■ Given task
Find the number of lines containing the string "feet" in the data. Answer with the number by itself.

■ ■ ■ ■ ■ ■ ■

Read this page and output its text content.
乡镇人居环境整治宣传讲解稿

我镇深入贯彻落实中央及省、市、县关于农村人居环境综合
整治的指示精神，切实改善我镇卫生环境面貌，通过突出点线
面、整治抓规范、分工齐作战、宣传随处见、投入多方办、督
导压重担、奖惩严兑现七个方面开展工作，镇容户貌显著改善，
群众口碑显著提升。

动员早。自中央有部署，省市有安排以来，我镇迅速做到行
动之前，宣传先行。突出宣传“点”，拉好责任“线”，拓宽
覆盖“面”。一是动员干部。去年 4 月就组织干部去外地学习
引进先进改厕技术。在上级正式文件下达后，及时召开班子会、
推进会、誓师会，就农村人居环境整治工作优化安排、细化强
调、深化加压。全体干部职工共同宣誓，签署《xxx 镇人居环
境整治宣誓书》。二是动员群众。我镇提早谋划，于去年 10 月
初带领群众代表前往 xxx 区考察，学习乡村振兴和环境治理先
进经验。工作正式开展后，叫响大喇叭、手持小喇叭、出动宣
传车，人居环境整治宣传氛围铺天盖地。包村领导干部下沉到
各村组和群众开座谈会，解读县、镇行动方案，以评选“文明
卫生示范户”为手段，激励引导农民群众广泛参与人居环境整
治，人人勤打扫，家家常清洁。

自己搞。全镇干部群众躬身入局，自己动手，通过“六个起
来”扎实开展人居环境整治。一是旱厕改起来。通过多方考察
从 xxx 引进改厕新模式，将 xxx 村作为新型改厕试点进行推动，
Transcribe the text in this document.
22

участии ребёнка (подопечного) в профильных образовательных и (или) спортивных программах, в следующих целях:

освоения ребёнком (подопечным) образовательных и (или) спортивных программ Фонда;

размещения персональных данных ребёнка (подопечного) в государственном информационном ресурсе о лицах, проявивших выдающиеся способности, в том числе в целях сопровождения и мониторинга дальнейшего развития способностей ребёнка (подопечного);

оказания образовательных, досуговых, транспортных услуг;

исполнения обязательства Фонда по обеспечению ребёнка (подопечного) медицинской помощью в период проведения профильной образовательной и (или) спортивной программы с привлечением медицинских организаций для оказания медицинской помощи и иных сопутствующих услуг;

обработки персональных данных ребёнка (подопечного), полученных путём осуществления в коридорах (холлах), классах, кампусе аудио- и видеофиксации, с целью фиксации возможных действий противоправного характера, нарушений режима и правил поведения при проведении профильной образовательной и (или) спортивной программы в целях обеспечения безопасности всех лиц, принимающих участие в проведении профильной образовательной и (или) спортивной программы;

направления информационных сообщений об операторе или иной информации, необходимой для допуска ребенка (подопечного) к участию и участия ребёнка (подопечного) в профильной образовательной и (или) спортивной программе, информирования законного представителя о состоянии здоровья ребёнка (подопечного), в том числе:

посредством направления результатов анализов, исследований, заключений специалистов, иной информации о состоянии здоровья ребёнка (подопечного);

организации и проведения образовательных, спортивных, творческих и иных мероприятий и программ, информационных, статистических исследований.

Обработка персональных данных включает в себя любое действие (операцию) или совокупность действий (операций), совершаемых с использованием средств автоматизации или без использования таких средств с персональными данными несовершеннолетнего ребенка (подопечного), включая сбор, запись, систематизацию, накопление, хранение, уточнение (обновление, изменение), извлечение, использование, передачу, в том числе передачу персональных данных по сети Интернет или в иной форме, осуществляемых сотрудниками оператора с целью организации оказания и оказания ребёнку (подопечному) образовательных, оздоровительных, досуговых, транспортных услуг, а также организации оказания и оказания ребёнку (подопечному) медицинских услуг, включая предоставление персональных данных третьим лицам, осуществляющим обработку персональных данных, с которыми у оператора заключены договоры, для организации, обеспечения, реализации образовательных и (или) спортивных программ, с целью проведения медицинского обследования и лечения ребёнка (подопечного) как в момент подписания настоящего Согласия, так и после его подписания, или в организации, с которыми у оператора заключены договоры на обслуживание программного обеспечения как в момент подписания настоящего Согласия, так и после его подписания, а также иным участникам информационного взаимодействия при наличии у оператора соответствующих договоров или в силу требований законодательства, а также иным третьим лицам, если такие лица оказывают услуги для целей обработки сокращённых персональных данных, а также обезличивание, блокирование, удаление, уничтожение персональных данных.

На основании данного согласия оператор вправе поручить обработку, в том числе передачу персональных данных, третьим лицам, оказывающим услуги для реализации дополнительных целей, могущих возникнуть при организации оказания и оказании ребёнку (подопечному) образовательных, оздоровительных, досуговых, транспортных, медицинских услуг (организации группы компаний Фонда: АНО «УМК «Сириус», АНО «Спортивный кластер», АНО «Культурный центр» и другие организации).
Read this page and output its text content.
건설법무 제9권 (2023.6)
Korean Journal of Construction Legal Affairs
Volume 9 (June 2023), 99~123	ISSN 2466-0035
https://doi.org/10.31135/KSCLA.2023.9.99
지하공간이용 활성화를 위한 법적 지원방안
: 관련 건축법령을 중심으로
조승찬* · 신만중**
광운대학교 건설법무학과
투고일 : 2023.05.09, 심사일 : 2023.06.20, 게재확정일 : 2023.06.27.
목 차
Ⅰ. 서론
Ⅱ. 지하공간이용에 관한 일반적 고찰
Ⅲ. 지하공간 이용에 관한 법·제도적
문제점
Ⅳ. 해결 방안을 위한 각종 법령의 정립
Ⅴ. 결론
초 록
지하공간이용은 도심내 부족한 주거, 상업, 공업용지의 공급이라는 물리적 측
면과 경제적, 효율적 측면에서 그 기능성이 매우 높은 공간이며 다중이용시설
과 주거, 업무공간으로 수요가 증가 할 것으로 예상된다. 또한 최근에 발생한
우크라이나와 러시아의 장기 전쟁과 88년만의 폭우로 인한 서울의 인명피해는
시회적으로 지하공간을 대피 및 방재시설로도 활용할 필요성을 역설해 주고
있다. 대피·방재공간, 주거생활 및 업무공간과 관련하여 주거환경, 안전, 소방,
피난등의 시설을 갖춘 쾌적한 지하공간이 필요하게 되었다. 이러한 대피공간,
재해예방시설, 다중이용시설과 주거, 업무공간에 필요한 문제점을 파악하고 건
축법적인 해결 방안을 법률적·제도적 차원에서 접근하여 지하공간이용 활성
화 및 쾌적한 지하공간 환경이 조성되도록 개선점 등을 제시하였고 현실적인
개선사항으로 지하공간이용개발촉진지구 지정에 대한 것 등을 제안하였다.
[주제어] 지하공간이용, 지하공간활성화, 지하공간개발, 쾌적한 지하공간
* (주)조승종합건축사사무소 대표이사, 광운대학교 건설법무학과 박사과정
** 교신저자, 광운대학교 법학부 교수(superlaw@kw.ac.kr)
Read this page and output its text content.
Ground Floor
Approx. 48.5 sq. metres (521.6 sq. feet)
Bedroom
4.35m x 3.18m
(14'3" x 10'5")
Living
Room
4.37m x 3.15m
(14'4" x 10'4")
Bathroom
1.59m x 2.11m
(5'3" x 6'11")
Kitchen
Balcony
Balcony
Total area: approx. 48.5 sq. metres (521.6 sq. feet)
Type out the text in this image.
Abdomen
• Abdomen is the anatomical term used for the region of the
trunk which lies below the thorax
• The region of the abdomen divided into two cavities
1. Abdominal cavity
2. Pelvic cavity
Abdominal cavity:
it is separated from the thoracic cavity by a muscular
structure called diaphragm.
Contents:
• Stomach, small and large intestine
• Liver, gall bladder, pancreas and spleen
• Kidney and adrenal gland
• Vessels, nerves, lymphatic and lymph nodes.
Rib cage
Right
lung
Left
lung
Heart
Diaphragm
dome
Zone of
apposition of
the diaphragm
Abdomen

■ ■ ■ ■ ■ ■ ■

■ Finished exercise
2